BRANO DI PARTENZA →
□ □ □

3. “Principio” significa quindi ciò di cui parla il Libro della Genesi. È dunque la Genesi 1,27 che Cristo cita, in forma riassuntiva: “Il Creatore da principio li creò maschio e femmina”, mentre il brano originario completo suona testualmente così: “Dio creò l’uomo a sua immagine, a immagine di Dio lo creò; maschio e femmina li creò”. In seguito, il Maestro si richiama alla Genesi 2,24: “Per questo l’uomo abbandonerà suo padre e sua madre e si unirà a sua moglie e i due saranno una sola carne”. Citando queste parole quasi “in extenso”, per intero, Cristo dà loro un ancor più esplicito significato normativo (dato che sarebbe ipotizzabile che nel Libro della Genesi suonino come affermazioni di fatto: “abbandonerà… si unirà… saranno una sola carne”). Il significato normativo è plausibile in quanto Cristo non si limita soltanto alla citazione stessa, ma aggiunge: “Così che non sono più due, ma una carne sola. Quello dunque che Dio ha congiunto, l’uomo non lo separi”. Quel “non lo separi” è determinante. Alla luce di questa parola di Cristo, la Genesi 2,24 enuncia il principio dell’unità e indissolubilità del matrimonio come il contenuto stesso della parola di Dio, espressa nella più antica rivelazione.
4. Si potrebbe a questo punto sostenere che il problema sia esaurito, che le parole di Gesù Cristo confermino l’eterna legge formulata e istituita da Dio da “principio” come la creazione dell’uomo. Potrebbe anche sembrare che il Maestro, nel confermare questa primordiale legge del Creatore, non faccia altro che stabilire esclusivamente il suo proprio senso normativo, richiamandosi all’autorità stessa del primo Legislatore. Tuttavia, quella espressione significativa: “da principio”, ripetuta due volte, induce chiaramente gli interlocutori a riflettere sul modo in cui nel mistero della creazione è stato plasmato l’uomo, appunto, come “maschio e femmina”, per capire correttamente il senso normativo delle parole della Genesi. E questo non è meno valido per gli interlocutori di oggi quanto non sia stato per quelli di allora. Pertanto, nel presente studio, considerando tutto ciò, dobbiamo metterci proprio nella posizione degli odierni interlocutori di Cristo.
5. Durante le successive riflessioni del mercoledì, nelle udienze generali, cercheremo, come odierni interlocutori di Cristo, di fermarci più a lungo sulle parole di San Matteo (Mt 19,3ss.). Per rispondere all’indicazione, che Cristo ha in esse racchiuso, cercheremo di addentrarci verso quel “principio”, al quale egli si è riferito in modo tanto significativo; e così seguiremo da lontano il gran lavoro, che su questo tema proprio adesso intraprendono i partecipanti al prossimo Sinodo dei Vescovi. Insieme a loro vi prendono parte numerosi gruppi di pastori e di laici, che si sentono particolarmente responsabili circa i compiti, che Cristo pone al matrimonio e alla famiglia cristiana; i compiti che egli ha posto sempre, e pone anche nella nostra epoca, nel mondo contemporaneo.
Il ciclo di riflessioni che iniziamo oggi, con l’intenzione di continuarlo durante i successivi incontri del mercoledì, ha anche, tra l’altro, come scopo di accompagnare, per così dire da lontano, i lavori preparatori al Sinodo, non toccandone però direttamente il tema, ma volgendo l’attenzione alle profonde radici, da cui questo tema scaturisce.

□ □ □

DATI DI PARTENZA →
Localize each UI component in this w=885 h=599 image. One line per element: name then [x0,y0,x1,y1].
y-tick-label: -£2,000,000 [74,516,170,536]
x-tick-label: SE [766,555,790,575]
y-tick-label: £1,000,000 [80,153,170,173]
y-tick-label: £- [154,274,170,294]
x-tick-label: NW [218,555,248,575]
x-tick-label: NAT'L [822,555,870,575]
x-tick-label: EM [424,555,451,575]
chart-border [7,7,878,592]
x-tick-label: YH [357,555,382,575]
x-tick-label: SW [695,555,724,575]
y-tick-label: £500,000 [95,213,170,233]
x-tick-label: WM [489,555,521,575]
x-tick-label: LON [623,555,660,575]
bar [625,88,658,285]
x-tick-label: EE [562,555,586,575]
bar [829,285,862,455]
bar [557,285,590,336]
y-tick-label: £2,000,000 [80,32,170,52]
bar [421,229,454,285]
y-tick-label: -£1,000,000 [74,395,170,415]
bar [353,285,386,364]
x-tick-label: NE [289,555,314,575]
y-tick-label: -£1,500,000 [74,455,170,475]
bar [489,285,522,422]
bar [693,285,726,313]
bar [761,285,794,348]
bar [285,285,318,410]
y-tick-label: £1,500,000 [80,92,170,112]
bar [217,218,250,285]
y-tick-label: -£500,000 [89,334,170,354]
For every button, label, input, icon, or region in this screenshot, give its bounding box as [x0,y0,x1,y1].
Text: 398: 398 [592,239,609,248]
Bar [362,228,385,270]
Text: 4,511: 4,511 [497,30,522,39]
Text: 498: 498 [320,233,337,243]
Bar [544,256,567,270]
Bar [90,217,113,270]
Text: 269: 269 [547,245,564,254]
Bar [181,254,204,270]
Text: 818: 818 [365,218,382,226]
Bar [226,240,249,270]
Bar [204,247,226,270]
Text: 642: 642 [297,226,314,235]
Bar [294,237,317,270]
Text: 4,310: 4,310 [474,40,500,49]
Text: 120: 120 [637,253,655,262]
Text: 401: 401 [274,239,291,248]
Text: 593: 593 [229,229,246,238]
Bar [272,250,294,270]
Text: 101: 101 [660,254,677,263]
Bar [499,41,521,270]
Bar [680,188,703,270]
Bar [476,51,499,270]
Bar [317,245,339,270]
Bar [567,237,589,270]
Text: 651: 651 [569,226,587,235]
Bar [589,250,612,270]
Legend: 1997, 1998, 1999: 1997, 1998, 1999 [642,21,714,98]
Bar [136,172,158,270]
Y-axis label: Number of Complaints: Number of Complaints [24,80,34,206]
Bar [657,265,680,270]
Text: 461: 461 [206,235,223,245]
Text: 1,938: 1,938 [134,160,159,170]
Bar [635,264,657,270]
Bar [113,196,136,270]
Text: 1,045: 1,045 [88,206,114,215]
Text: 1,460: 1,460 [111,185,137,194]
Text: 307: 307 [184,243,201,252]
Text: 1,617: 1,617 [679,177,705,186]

□ □ □

ESERCIZI DA SVOLGERE →
1. Nel brano, riscrivi il passo che va da "5. Durante le" fino a "nel mondo contemporaneo.", scambiando "pastori" con "sacerdoti".
2. Stabilisci se ciascuna affermazione concorda con il brano, rispondendo sì o no e citando le parole decisive: (a) Cristo si richiama alla Genesi 2,24; (b) l'espressione "da principio" compare una sola volta; (c) il ciclo di riflessioni tocca direttamente il tema del Sinodo.
Per questo lavoro i dati non servono.

SOLUZIONI DEGLI ESERCIZI →
1.
5. Durante le successive riflessioni del mercoledì, nelle udienze generali, cercheremo, come odierni interlocutori di Cristo, di fermarci più a lungo sulle parole di San Matteo (Mt 19,3ss.). Per rispondere all’indicazione, che Cristo ha in esse racchiuso, cercheremo di addentrarci verso quel “principio”, al quale egli si è riferito in modo tanto significativo; e così seguiremo da lontano il gran lavoro, che su questo tema proprio adesso intraprendono i partecipanti al prossimo Sinodo dei Vescovi. Insieme a loro vi prendono parte numerosi gruppi di sacerdoti e di laici, che si sentono particolarmente responsabili circa i compiti, che Cristo pone al matrimonio e alla famiglia cristiana; i compiti che egli ha posto sempre, e pone anche nella nostra epoca, nel mondo contemporaneo.

2.
(a) Sì: "In seguito, il Maestro si richiama alla Genesi 2,24".
(b) No: "ripetuta due volte".
(c) No: "non toccandone però direttamente il tema".